▶ _What you will do_
Print each line of the listing once more, precisely as given.

(Dataset items)
- - -
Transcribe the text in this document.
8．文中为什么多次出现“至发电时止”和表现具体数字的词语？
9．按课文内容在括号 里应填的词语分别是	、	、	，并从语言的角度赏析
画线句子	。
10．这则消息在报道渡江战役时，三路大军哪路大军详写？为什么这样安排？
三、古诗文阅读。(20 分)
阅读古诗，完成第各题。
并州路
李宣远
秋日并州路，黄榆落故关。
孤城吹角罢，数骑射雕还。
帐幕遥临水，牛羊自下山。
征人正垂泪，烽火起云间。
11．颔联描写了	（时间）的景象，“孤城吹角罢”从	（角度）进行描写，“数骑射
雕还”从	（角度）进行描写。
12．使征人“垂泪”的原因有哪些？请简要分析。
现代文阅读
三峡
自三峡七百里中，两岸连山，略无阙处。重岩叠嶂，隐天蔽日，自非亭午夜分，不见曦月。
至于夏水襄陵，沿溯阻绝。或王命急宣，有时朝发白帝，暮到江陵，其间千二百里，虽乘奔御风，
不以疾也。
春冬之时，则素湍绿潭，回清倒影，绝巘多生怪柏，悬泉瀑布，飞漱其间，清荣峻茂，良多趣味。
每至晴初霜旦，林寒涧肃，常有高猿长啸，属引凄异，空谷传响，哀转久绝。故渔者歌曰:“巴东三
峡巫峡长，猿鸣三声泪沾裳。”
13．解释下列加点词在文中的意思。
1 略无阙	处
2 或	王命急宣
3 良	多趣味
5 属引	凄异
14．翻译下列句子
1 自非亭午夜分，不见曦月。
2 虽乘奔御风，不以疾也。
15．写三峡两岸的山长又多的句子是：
- - -
▶ _Answer to the problem_
Transcribe the text in this document.
8．文中为什么多次出现“至发电时止”和表现具体数字的词语？
9．按课文内容在括号 里应填的词语分别是	、	、	，并从语言的角度赏析
画线句子	。
10．这则消息在报道渡江战役时，三路大军哪路大军详写？为什么这样安排？
三、古诗文阅读。(20 分)
阅读古诗，完成第各题。
并州路
李宣远
秋日并州路，黄榆落故关。
孤城吹角罢，数骑射雕还。
帐幕遥临水，牛羊自下山。
征人正垂泪，烽火起云间。
11．颔联描写了	（时间）的景象，“孤城吹角罢”从	（角度）进行描写，“数骑射
雕还”从	（角度）进行描写。
12．使征人“垂泪”的原因有哪些？请简要分析。
现代文阅读
三峡
自三峡七百里中，两岸连山，略无阙处。重岩叠嶂，隐天蔽日，自非亭午夜分，不见曦月。
至于夏水襄陵，沿溯阻绝。或王命急宣，有时朝发白帝，暮到江陵，其间千二百里，虽乘奔御风，
不以疾也。
春冬之时，则素湍绿潭，回清倒影，绝巘多生怪柏，悬泉瀑布，飞漱其间，清荣峻茂，良多趣味。
每至晴初霜旦，林寒涧肃，常有高猿长啸，属引凄异，空谷传响，哀转久绝。故渔者歌曰:“巴东三
峡巫峡长，猿鸣三声泪沾裳。”
13．解释下列加点词在文中的意思。
1 略无阙	处
2 或	王命急宣
3 良	多趣味
5 属引	凄异
14．翻译下列句子
1 自非亭午夜分，不见曦月。
2 虽乘奔御风，不以疾也。
15．写三峡两岸的山长又多的句子是：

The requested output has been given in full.